# JOB
Select the lines that contain "number" and copy each of them.

Start of GIVEN DATA

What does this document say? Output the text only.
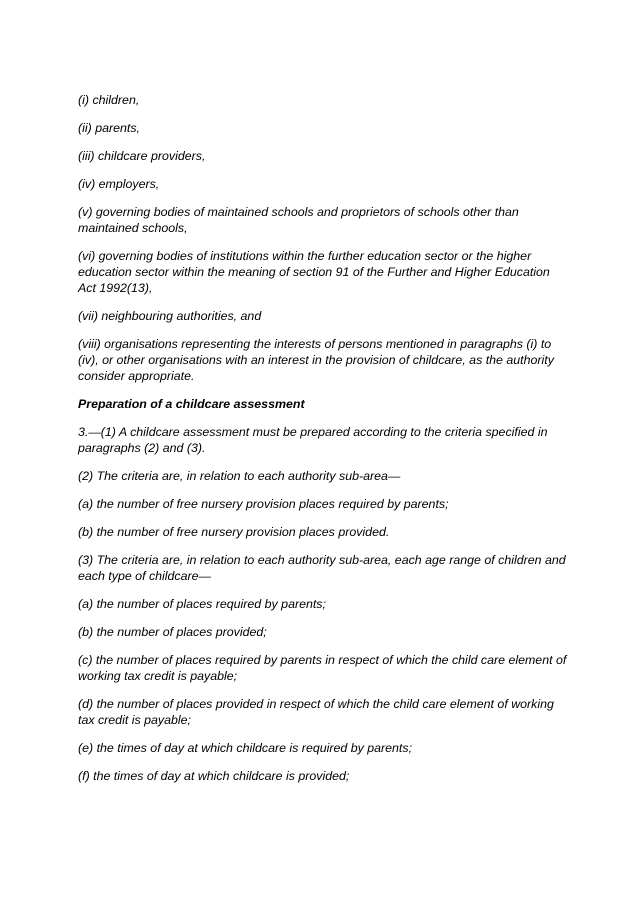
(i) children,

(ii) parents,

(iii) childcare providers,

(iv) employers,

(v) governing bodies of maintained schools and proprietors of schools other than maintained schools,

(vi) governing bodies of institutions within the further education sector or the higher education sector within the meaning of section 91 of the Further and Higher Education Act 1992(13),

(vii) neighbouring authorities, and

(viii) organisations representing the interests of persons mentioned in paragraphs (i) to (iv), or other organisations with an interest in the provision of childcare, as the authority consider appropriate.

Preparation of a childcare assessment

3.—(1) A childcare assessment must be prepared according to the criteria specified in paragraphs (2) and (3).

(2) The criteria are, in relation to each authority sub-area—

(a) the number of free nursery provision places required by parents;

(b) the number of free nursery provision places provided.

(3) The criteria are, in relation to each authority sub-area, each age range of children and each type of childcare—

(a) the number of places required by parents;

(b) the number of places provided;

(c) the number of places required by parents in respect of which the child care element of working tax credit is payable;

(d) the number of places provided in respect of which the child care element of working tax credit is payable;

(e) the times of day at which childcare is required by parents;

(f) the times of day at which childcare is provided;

End of GIVEN DATA
Start of GIVEN DATA

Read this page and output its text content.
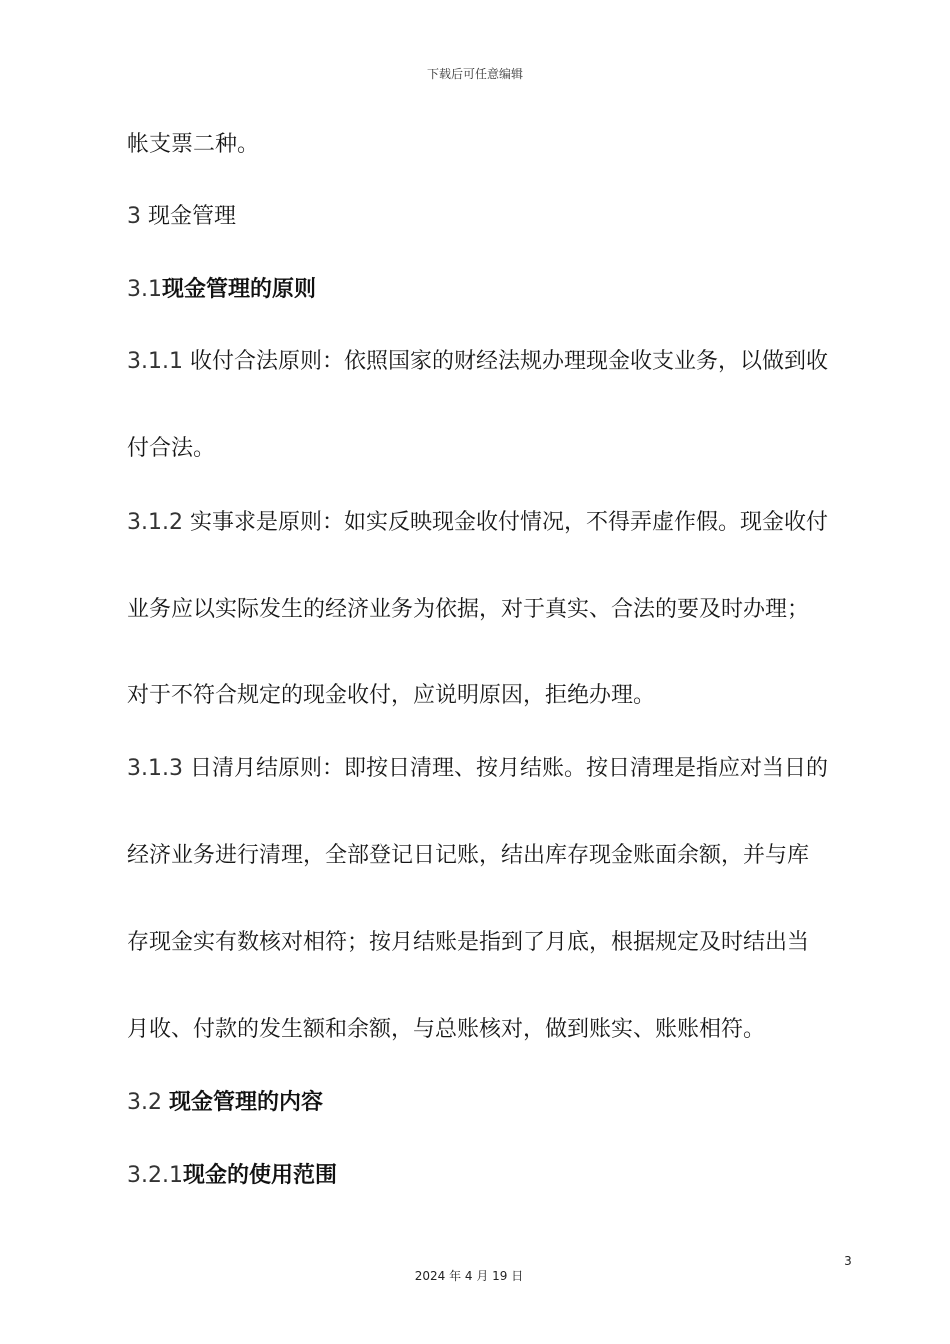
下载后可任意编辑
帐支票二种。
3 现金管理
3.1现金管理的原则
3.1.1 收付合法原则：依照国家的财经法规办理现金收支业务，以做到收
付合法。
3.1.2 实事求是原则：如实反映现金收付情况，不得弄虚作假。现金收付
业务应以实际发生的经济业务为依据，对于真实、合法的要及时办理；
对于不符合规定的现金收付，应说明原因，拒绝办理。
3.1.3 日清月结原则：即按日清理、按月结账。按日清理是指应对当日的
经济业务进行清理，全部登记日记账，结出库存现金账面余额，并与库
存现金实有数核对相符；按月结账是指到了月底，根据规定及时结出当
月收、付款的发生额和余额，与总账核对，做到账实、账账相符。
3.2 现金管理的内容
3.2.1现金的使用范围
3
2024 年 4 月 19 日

End of GIVEN DATA

# WRITTEN RESPONSE
(a) the number of free nursery provision places required by parents;
(b) the number of free nursery provision places provided.
(a) the number of places required by parents;
(b) the number of places provided;
(c) the number of places required by parents in respect of which the child care element of working tax credit is payable;
(d) the number of places provided in respect of which the child care element of working tax credit is payable;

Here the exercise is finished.